Linhas de dados:

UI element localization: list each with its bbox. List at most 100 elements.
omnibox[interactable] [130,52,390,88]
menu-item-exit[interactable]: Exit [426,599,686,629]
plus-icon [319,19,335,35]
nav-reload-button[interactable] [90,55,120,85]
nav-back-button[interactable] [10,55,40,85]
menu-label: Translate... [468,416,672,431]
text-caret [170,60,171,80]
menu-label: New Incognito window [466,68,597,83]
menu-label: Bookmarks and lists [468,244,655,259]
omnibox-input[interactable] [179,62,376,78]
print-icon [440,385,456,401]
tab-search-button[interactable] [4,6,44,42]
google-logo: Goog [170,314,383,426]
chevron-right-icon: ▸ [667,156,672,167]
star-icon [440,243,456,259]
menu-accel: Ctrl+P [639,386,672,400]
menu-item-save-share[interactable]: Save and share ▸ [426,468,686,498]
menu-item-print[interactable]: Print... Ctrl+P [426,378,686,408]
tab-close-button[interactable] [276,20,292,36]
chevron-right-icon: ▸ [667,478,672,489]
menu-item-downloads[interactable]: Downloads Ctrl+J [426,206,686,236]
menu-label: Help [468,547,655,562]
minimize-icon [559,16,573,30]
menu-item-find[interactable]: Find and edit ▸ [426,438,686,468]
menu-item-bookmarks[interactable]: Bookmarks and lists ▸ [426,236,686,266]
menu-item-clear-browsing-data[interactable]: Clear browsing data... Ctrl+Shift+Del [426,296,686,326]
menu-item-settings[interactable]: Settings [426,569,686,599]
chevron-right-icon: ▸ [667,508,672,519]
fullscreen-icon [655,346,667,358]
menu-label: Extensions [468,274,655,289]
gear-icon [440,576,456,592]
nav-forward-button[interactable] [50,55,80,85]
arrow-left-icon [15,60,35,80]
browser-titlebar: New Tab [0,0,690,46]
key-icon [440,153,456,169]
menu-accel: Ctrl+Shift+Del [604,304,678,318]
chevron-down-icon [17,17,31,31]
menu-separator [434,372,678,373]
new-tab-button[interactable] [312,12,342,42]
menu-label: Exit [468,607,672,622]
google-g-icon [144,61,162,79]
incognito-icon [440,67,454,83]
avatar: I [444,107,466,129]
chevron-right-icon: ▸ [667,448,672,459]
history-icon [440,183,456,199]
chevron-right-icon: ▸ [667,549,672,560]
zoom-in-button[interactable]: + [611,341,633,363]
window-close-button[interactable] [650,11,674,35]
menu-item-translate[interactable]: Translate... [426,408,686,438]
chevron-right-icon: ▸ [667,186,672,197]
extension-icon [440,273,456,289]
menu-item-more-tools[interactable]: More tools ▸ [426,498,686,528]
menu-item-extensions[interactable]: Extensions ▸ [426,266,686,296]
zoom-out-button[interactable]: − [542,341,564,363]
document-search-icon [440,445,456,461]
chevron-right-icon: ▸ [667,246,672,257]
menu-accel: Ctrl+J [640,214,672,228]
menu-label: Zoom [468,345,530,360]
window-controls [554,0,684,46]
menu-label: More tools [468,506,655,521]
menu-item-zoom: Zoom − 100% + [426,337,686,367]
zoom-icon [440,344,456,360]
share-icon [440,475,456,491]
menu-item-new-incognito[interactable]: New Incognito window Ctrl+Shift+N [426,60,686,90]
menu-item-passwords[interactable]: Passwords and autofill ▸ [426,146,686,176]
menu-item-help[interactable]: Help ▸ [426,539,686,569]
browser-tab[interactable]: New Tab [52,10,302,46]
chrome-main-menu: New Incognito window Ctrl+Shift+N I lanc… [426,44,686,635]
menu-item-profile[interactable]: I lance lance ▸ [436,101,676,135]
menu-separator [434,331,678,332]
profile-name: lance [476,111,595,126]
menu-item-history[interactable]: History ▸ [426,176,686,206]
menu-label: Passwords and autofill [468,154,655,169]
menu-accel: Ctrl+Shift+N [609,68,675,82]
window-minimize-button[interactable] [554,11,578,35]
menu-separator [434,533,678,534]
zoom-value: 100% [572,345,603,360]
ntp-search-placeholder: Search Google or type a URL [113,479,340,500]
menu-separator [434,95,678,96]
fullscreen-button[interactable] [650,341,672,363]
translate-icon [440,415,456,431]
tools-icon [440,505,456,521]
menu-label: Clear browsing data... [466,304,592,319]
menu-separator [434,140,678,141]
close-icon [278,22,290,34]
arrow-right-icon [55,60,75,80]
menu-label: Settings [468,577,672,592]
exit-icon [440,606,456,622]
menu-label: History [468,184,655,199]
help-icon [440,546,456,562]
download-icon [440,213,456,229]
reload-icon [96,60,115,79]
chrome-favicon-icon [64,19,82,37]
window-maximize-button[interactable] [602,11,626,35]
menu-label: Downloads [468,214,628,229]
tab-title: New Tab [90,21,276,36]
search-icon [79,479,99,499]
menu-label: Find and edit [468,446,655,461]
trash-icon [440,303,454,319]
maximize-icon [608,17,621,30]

**TAREFA**
Transcreva sem nenhuma alteração as linhas que vão do início até a linha que contém "nav-back-button[interactable] [10,55,40,85]", ambas inclusive.

**RESPOSTA**
UI element localization: list each with its bbox. List at most 100 elements.
omnibox[interactable] [130,52,390,88]
menu-item-exit[interactable]: Exit [426,599,686,629]
plus-icon [319,19,335,35]
nav-reload-button[interactable] [90,55,120,85]
nav-back-button[interactable] [10,55,40,85]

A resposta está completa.